Items listed in a dataset:
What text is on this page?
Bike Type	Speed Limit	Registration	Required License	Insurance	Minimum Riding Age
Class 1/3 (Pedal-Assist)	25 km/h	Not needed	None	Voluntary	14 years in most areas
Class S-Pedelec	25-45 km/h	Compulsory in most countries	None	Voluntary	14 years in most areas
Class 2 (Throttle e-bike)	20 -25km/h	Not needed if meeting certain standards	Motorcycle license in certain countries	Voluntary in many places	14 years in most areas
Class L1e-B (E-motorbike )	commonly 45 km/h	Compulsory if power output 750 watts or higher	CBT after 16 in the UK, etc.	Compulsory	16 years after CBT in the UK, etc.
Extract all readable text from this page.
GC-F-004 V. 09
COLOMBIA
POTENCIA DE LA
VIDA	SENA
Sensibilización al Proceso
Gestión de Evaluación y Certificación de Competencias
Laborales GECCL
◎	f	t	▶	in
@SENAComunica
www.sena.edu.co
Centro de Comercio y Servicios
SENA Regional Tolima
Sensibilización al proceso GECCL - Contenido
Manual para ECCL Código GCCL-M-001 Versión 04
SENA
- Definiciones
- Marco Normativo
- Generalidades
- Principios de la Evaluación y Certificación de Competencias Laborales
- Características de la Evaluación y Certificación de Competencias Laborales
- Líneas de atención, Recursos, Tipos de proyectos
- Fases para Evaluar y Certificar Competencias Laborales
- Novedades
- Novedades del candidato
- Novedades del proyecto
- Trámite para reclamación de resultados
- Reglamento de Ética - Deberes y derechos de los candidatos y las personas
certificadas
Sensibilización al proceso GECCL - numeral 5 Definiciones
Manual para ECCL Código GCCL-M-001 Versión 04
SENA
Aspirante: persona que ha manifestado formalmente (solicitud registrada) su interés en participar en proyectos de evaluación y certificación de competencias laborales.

Exercise prompt => All lines from the line containing "Extract all readable text from this page." through the end of the listing above are to be duplicated exactly; include both ends and nothing further.

Full output =>
Extract all readable text from this page.
GC-F-004 V. 09
COLOMBIA
POTENCIA DE LA
VIDA	SENA
Sensibilización al Proceso
Gestión de Evaluación y Certificación de Competencias
Laborales GECCL
◎	f	t	▶	in
@SENAComunica
www.sena.edu.co
Centro de Comercio y Servicios
SENA Regional Tolima
Sensibilización al proceso GECCL - Contenido
Manual para ECCL Código GCCL-M-001 Versión 04
SENA
- Definiciones
- Marco Normativo
- Generalidades
- Principios de la Evaluación y Certificación de Competencias Laborales
- Características de la Evaluación y Certificación de Competencias Laborales
- Líneas de atención, Recursos, Tipos de proyectos
- Fases para Evaluar y Certificar Competencias Laborales
- Novedades
- Novedades del candidato
- Novedades del proyecto
- Trámite para reclamación de resultados
- Reglamento de Ética - Deberes y derechos de los candidatos y las personas
certificadas
Sensibilización al proceso GECCL - numeral 5 Definiciones
Manual para ECCL Código GCCL-M-001 Versión 04
SENA
Aspirante: persona que ha manifestado formalmente (solicitud registrada) su interés en participar en proyectos de evaluación y certificación de competencias laborales.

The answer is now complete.